▶ [EXERCISE GOAL]
Find the number of lines in these records where the word "dochody" appears. Reply with that number and nothing more.

▶ [DATASET EXTRACT]
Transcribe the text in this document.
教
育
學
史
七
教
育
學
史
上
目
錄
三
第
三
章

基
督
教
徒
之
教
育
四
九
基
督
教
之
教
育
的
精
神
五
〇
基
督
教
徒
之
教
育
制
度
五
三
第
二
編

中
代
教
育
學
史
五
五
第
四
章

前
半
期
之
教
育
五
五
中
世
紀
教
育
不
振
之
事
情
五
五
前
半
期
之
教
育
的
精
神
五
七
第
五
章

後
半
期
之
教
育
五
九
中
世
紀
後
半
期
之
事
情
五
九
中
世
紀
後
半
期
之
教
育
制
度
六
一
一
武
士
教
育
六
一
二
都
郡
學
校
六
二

==

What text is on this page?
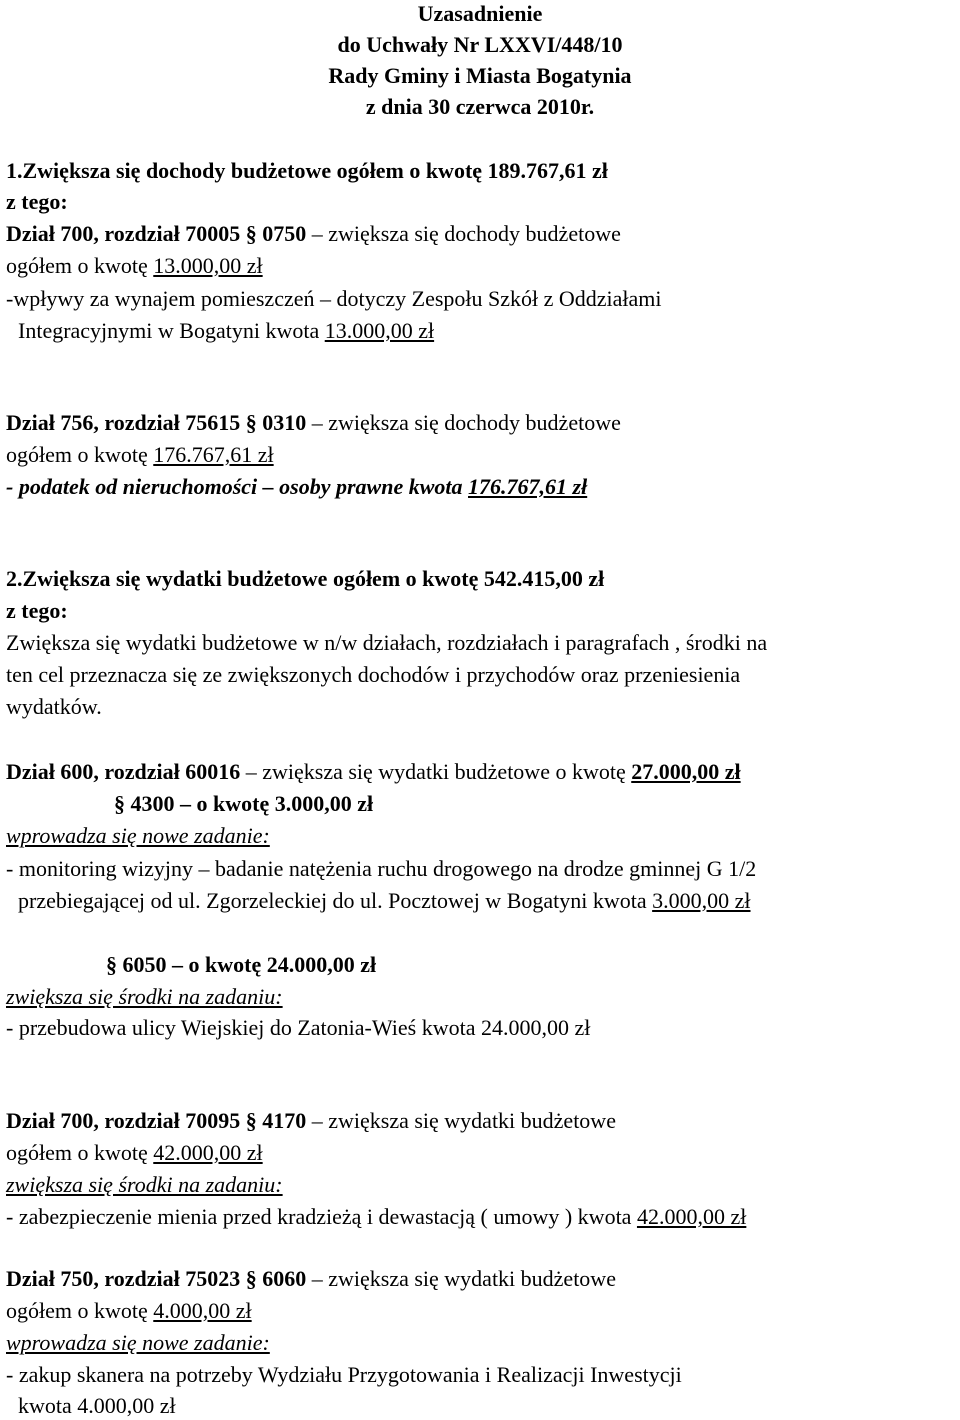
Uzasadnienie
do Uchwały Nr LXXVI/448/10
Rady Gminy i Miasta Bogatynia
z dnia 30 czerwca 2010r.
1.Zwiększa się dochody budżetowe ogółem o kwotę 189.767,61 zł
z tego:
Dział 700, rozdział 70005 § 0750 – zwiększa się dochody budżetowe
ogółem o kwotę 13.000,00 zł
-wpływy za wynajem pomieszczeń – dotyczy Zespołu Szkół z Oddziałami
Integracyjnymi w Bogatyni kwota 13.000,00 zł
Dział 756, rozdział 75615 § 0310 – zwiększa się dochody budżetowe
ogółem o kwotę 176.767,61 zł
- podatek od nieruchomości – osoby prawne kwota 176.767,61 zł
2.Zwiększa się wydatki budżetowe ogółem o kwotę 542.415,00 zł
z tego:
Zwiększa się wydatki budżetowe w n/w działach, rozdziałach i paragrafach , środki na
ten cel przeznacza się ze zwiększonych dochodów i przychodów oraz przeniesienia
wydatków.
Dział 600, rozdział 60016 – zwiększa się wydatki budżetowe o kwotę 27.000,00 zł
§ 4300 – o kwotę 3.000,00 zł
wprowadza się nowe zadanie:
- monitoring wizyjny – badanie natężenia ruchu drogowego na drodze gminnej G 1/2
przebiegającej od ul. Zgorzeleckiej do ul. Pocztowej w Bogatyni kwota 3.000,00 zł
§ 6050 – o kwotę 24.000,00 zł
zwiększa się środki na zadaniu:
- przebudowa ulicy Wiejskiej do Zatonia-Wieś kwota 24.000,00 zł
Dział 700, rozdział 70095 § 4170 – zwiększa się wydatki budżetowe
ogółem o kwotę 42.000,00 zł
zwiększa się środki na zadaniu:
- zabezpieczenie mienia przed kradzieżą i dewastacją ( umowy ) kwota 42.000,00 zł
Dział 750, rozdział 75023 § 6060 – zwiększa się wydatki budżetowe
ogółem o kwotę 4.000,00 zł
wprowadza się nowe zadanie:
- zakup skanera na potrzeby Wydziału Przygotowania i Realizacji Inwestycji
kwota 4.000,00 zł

...

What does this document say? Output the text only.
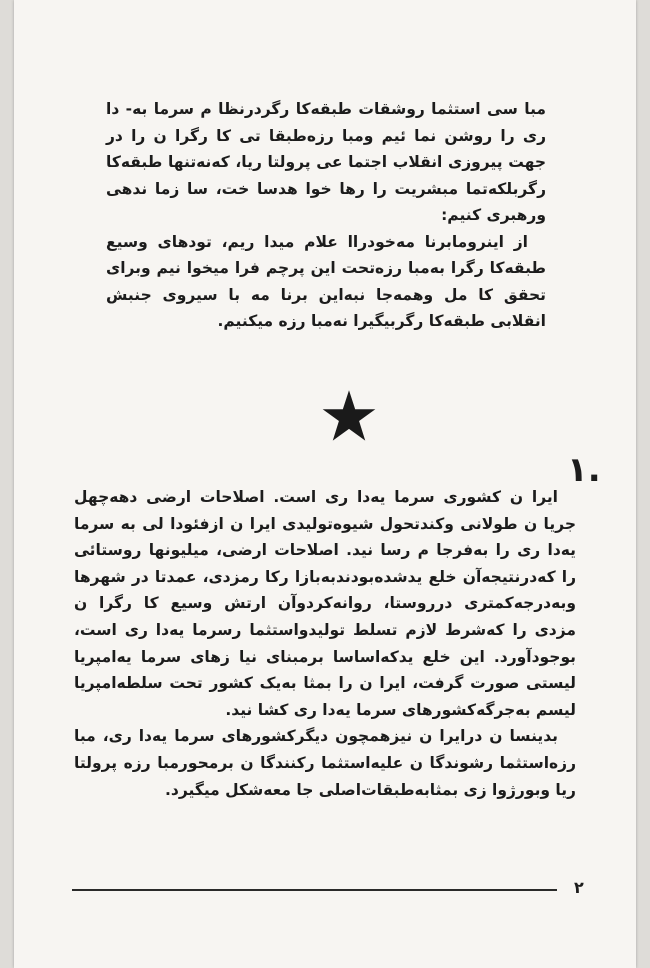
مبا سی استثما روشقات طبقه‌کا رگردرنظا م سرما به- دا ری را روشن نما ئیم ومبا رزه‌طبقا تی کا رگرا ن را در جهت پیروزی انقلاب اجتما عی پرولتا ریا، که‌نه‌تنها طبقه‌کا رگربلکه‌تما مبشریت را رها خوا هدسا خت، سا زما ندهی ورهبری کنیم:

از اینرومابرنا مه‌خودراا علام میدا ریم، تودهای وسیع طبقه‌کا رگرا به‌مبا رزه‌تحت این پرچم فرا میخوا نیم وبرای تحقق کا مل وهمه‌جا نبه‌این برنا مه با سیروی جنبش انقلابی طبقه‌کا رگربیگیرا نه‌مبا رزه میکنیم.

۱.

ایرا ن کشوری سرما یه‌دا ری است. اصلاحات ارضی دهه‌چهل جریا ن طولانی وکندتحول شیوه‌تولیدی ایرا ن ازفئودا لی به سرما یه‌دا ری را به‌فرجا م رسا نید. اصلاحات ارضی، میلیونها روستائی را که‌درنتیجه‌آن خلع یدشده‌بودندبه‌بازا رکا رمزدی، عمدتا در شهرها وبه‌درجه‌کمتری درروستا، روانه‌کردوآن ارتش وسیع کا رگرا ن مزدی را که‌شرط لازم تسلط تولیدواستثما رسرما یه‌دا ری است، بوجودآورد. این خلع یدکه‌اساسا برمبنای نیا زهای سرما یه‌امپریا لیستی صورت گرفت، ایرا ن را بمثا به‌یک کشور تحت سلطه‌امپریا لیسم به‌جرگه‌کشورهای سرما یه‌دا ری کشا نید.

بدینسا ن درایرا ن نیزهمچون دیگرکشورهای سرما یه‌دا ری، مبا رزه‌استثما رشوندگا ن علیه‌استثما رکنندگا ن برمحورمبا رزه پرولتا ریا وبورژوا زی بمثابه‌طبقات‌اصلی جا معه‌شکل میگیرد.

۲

▶ [SOLVED PROBLEM]
3